Written task:
Where a line of the listing below includes the word "Lutein", reproduce that line.

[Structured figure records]

((

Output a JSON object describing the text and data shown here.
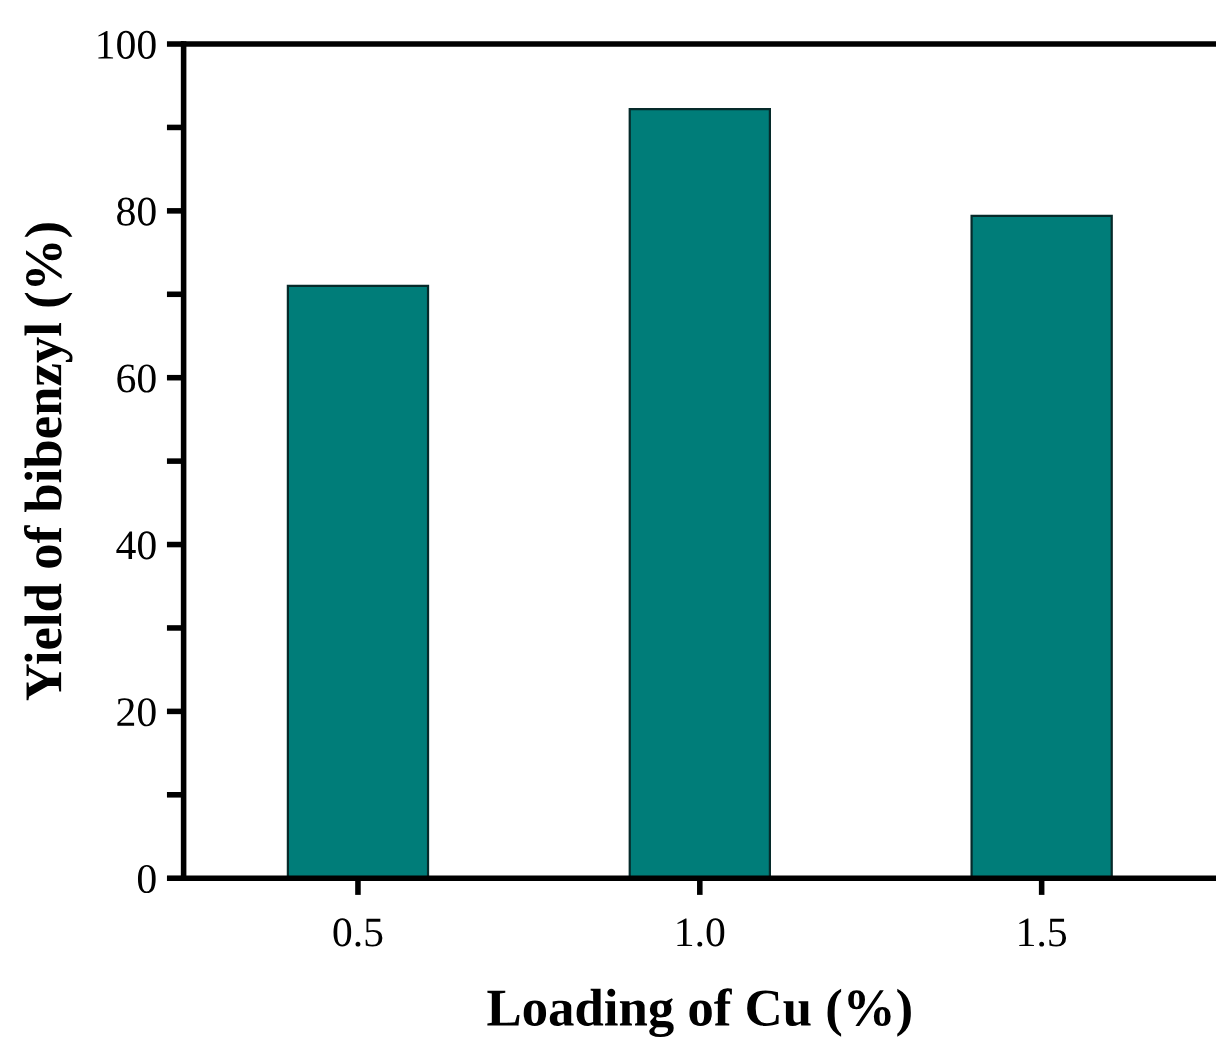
{
  "chart_data": {
    "type": "bar",
    "xlabel": "Loading of Cu (%)",
    "ylabel": "Yield of bibenzyl (%)",
    "categories": [
      "0.5",
      "1.0",
      "1.5"
    ],
    "values": [
      71,
      92.2,
      79.4
    ],
    "color": "#007d79",
    "ylim": [
      0,
      100
    ],
    "yticks": [
      0,
      {
        "value": 10,
        "label": null
      },
      20,
      {
        "value": 30,
        "label": null
      },
      40,
      {
        "value": 50,
        "label": null
      },
      60,
      {
        "value": 70,
        "label": null
      },
      80,
      {
        "value": 90,
        "label": null
      },
      100
    ],
    "grid": false,
    "legend": false
  }
}
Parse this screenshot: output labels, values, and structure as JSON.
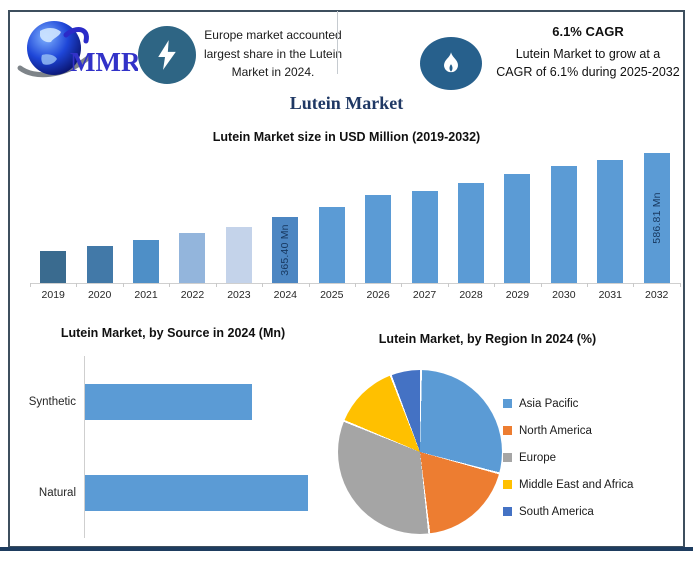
{
  "header": {
    "logo": {
      "text": "MMR"
    },
    "callout_left": {
      "lines": [
        "Europe market accounted",
        "largest share in the Lutein",
        "Market in 2024."
      ]
    },
    "callout_right": {
      "title": "6.1% CAGR",
      "lines": [
        "Lutein Market to grow at a",
        "CAGR of 6.1% during 2025-2032"
      ]
    }
  },
  "page_title": "Lutein Market",
  "colors": {
    "navy": "#1F3864",
    "bar_blue": "#5B9BD5",
    "lightning_badge": "#2E6584",
    "flame_badge": "#27608C",
    "bottom_rule": "#1E3C5F"
  },
  "chart_data": [
    {
      "type": "bar",
      "title": "Lutein Market size in USD Million (2019-2032)",
      "categories": [
        "2019",
        "2020",
        "2021",
        "2022",
        "2023",
        "2024",
        "2025",
        "2026",
        "2027",
        "2028",
        "2029",
        "2030",
        "2031",
        "2032"
      ],
      "values": [
        247,
        264,
        285,
        310,
        331,
        365.4,
        398,
        441,
        454,
        482,
        512,
        541,
        561,
        586.81
      ],
      "bar_labels": [
        "",
        "",
        "",
        "",
        "",
        "365.40 Mn",
        "",
        "",
        "",
        "",
        "",
        "",
        "",
        "586.81 Mn"
      ],
      "bar_colors": [
        "#3A6B8F",
        "#4279A8",
        "#4E8FC7",
        "#93B5DC",
        "#C4D3EA",
        "#4C86C2",
        "#5B9BD5",
        "#5B9BD5",
        "#5B9BD5",
        "#5B9BD5",
        "#5B9BD5",
        "#5B9BD5",
        "#5B9BD5",
        "#5B9BD5"
      ],
      "ylim": [
        135,
        600
      ],
      "grid": false,
      "values_note": "Only the 2024 (365.40 Mn) and 2032 (586.81 Mn) bars carry data labels; other values estimated from bar heights."
    },
    {
      "type": "bar",
      "orientation": "horizontal",
      "title": "Lutein Market, by Source in 2024 (Mn)",
      "categories": [
        "Synthetic",
        "Natural"
      ],
      "values": [
        156,
        209
      ],
      "xlim": [
        0,
        234
      ],
      "bar_color": "#5B9BD5",
      "grid": false,
      "values_note": "No numeric labels shown; bar lengths estimated (Natural ≈ 1.34× Synthetic)."
    },
    {
      "type": "pie",
      "title": "Lutein Market, by Region In 2024 (%)",
      "slices": [
        {
          "label": "Asia Pacific",
          "value": 29,
          "color": "#5B9BD5"
        },
        {
          "label": "North America",
          "value": 19,
          "color": "#ED7D31"
        },
        {
          "label": "Europe",
          "value": 33,
          "color": "#A5A5A5"
        },
        {
          "label": "Middle East and Africa",
          "value": 13,
          "color": "#FFC000"
        },
        {
          "label": "South America",
          "value": 6,
          "color": "#4472C4"
        }
      ],
      "start_angle_deg": 0,
      "legend_position": "right",
      "values_note": "Slice percentages estimated from arc angles; no data labels shown."
    }
  ]
}
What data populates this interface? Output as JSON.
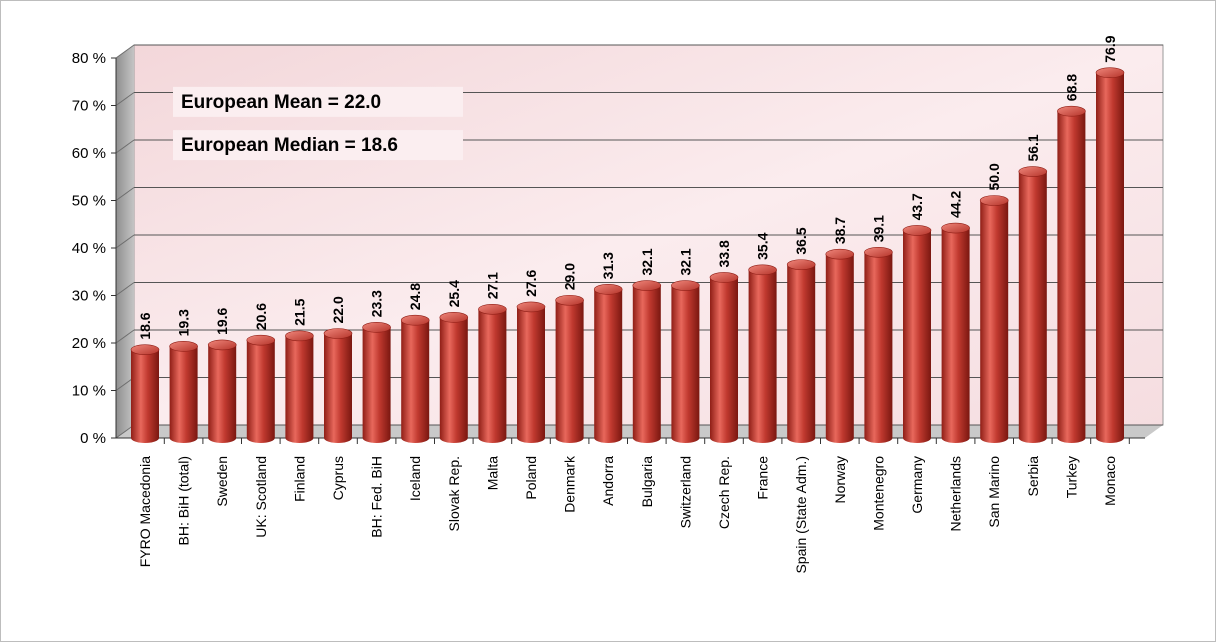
{
  "chart_data": {
    "type": "bar",
    "categories": [
      "FYRO Macedonia",
      "BH: BiH (total)",
      "Sweden",
      "UK: Scotland",
      "Finland",
      "Cyprus",
      "BH: Fed. BiH",
      "Iceland",
      "Slovak Rep.",
      "Malta",
      "Poland",
      "Denmark",
      "Andorra",
      "Bulgaria",
      "Switzerland",
      "Czech Rep.",
      "France",
      "Spain (State Adm.)",
      "Norway",
      "Montenegro",
      "Germany",
      "Netherlands",
      "San Marino",
      "Serbia",
      "Turkey",
      "Monaco"
    ],
    "values": [
      18.6,
      19.3,
      19.6,
      20.6,
      21.5,
      22.0,
      23.3,
      24.8,
      25.4,
      27.1,
      27.6,
      29.0,
      31.3,
      32.1,
      32.1,
      33.8,
      35.4,
      36.5,
      38.7,
      39.1,
      43.7,
      44.2,
      50.0,
      56.1,
      68.8,
      76.9
    ],
    "data_labels": [
      "18.6",
      "19.3",
      "19.6",
      "20.6",
      "21.5",
      "22.0",
      "23.3",
      "24.8",
      "25.4",
      "27.1",
      "27.6",
      "29.0",
      "31.3",
      "32.1",
      "32.1",
      "33.8",
      "35.4",
      "36.5",
      "38.7",
      "39.1",
      "43.7",
      "44.2",
      "50.0",
      "56.1",
      "68.8",
      "76.9"
    ],
    "yticks": [
      0,
      10,
      20,
      30,
      40,
      50,
      60,
      70,
      80
    ],
    "ytick_labels": [
      "0 %",
      "10 %",
      "20 %",
      "30 %",
      "40 %",
      "50 %",
      "60 %",
      "70 %",
      "80 %"
    ],
    "ylim": [
      0,
      80
    ],
    "title": "",
    "xlabel": "",
    "ylabel": "",
    "grid": true,
    "annotations": [
      "European Mean = 22.0",
      "European Median = 18.6"
    ],
    "colors": {
      "bar": "#c0392f",
      "bar_light": "#e8685c",
      "bar_dark": "#8f1e16",
      "wall": "#f7e4e6",
      "grid": "#555555"
    }
  }
}
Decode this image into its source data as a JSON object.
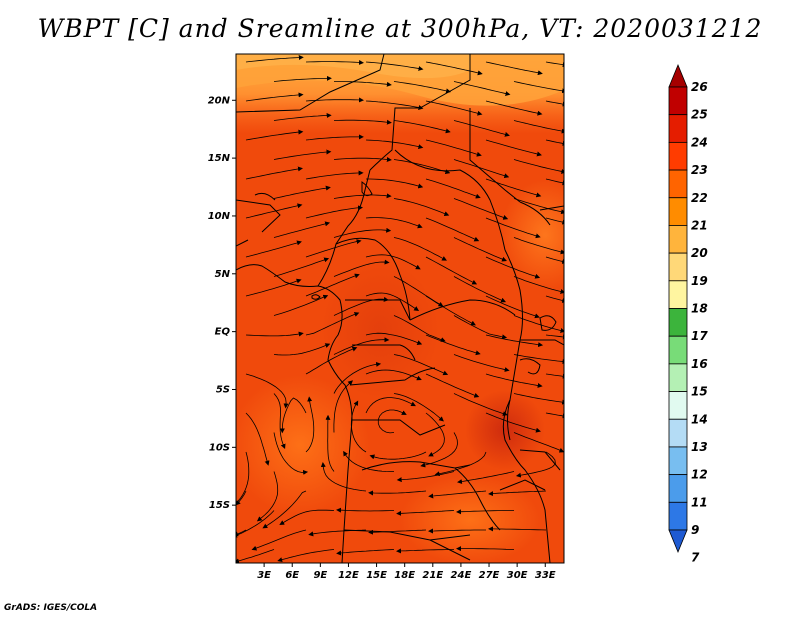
{
  "title": "WBPT [C] and Sreamline at 300hPa, VT: 2020031212",
  "credit": "GrADS: IGES/COLA",
  "map": {
    "lat_range": [
      -20,
      24
    ],
    "lon_range": [
      0,
      35
    ],
    "lat_ticks": [
      {
        "value": 20,
        "label": "20N"
      },
      {
        "value": 15,
        "label": "15N"
      },
      {
        "value": 10,
        "label": "10N"
      },
      {
        "value": 5,
        "label": "5N"
      },
      {
        "value": 0,
        "label": "EQ"
      },
      {
        "value": -5,
        "label": "5S"
      },
      {
        "value": -10,
        "label": "10S"
      },
      {
        "value": -15,
        "label": "15S"
      }
    ],
    "lon_ticks": [
      {
        "value": 3,
        "label": "3E"
      },
      {
        "value": 6,
        "label": "6E"
      },
      {
        "value": 9,
        "label": "9E"
      },
      {
        "value": 12,
        "label": "12E"
      },
      {
        "value": 15,
        "label": "15E"
      },
      {
        "value": 18,
        "label": "18E"
      },
      {
        "value": 21,
        "label": "21E"
      },
      {
        "value": 24,
        "label": "24E"
      },
      {
        "value": 27,
        "label": "27E"
      },
      {
        "value": 30,
        "label": "30E"
      },
      {
        "value": 33,
        "label": "33E"
      }
    ]
  },
  "colorbar": {
    "labels": [
      "26",
      "25",
      "24",
      "23",
      "22",
      "21",
      "20",
      "19",
      "18",
      "17",
      "16",
      "15",
      "14",
      "13",
      "12",
      "11",
      "9",
      "7"
    ],
    "colors": [
      "#a50000",
      "#c00000",
      "#e51d00",
      "#ff3c00",
      "#ff6400",
      "#ff8c00",
      "#ffb43c",
      "#ffd878",
      "#fff5a0",
      "#3cb43c",
      "#78dc78",
      "#b4f0b4",
      "#e1faf0",
      "#b4dcf5",
      "#78bef0",
      "#4b9ceb",
      "#2d78e6",
      "#1e5ad2"
    ]
  },
  "colors": {
    "field_main": "#f04a0c",
    "field_dark": "#d63210",
    "field_light": "#ff7a1e",
    "field_pale": "#ffa640"
  }
}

))

Result:
        "largest share in the Lutein",
        "Lutein Market to grow at a",
  "page_title": "Lutein Market",
      "title": "Lutein Market size in USD Million (2019-2032)",
      "title": "Lutein Market, by Source in 2024 (Mn)",
      "title": "Lutein Market, by Region In 2024 (%)",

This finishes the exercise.